-- Start DATA SHOWN --

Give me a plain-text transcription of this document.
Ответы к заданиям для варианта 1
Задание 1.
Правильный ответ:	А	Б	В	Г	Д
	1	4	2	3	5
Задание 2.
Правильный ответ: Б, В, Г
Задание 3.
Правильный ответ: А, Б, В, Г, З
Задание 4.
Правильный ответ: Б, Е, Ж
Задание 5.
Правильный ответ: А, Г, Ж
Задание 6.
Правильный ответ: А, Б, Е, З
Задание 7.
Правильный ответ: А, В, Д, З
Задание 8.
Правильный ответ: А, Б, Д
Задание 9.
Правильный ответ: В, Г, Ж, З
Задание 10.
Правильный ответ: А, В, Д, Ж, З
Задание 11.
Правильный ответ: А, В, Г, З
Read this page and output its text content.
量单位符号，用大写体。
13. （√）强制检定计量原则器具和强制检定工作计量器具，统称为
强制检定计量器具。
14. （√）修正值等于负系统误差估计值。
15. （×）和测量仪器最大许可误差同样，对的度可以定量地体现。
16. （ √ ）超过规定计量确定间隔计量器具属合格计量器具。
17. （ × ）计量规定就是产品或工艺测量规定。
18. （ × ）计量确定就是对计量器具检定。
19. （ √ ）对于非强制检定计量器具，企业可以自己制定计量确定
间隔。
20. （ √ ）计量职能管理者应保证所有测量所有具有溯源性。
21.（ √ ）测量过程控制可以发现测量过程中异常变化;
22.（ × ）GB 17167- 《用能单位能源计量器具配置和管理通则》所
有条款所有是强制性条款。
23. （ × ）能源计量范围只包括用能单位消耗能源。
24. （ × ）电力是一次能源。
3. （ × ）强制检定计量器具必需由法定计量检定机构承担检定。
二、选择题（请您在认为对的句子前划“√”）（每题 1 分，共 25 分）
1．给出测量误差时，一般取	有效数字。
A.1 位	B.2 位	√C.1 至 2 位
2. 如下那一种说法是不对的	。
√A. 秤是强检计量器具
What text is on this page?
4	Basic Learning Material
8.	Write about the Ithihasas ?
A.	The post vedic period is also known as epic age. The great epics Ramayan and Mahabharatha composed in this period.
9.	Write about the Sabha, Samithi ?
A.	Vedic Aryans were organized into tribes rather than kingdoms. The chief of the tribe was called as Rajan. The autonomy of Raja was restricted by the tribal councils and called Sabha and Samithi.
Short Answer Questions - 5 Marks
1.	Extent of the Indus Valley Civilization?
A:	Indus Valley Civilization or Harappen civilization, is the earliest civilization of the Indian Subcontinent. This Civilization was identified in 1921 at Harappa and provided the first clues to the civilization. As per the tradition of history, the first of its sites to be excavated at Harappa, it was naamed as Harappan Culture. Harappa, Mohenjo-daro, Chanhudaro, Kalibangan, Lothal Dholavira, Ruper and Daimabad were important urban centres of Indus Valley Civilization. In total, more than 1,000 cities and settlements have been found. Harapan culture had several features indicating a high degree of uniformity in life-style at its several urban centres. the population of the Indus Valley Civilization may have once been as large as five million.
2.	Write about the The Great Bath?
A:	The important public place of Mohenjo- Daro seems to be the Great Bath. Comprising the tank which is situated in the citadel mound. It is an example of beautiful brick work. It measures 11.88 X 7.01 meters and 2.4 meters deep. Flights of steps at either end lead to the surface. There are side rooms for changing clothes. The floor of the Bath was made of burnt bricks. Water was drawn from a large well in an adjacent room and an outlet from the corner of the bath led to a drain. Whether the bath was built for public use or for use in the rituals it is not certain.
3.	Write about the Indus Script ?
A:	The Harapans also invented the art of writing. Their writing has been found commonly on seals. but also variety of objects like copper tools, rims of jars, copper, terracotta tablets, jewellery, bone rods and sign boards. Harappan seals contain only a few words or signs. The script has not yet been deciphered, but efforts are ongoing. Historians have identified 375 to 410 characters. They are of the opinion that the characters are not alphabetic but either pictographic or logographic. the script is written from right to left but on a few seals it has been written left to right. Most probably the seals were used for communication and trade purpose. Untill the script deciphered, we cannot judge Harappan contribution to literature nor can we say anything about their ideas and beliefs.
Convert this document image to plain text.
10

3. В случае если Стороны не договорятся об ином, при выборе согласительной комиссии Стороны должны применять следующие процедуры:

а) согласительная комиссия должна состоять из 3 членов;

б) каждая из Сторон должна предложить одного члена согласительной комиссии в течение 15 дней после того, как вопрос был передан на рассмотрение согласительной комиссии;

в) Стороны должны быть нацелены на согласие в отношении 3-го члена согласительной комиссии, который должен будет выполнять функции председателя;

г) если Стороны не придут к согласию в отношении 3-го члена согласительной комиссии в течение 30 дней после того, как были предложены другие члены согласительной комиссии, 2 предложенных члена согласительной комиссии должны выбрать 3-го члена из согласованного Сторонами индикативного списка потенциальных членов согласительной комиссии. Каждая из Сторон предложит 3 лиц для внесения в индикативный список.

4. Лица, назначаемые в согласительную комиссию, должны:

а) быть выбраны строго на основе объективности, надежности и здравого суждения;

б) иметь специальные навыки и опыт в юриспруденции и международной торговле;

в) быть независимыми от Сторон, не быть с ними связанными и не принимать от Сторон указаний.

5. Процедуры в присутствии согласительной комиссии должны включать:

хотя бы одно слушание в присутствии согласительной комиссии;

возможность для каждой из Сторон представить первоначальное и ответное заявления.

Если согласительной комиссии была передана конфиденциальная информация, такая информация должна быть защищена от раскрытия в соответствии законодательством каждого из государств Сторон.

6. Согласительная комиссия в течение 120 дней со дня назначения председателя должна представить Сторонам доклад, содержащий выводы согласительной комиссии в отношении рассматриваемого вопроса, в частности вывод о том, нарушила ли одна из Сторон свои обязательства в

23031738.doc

-- End DATA SHOWN --

PROBLEM DESCRIPTION: Copy whichever lines in the listing above contain the word "отношении".

RESULT BELOW:
в) Стороны должны быть нацелены на согласие в отношении 3-го члена согласительной комиссии, который должен будет выполнять функции председателя;
г) если Стороны не придут к согласию в отношении 3-го члена согласительной комиссии в течение 30 дней после того, как были предложены другие члены согласительной комиссии, 2 предложенных члена согласительной комиссии должны выбрать 3-го члена из согласованного Сторонами индикативного списка потенциальных членов согласительной комиссии. Каждая из Сторон предложит 3 лиц для внесения в индикативный список.
6. Согласительная комиссия в течение 120 дней со дня назначения председателя должна представить Сторонам доклад, содержащий выводы согласительной комиссии в отношении рассматриваемого вопроса, в частности вывод о том, нарушила ли одна из Сторон свои обязательства в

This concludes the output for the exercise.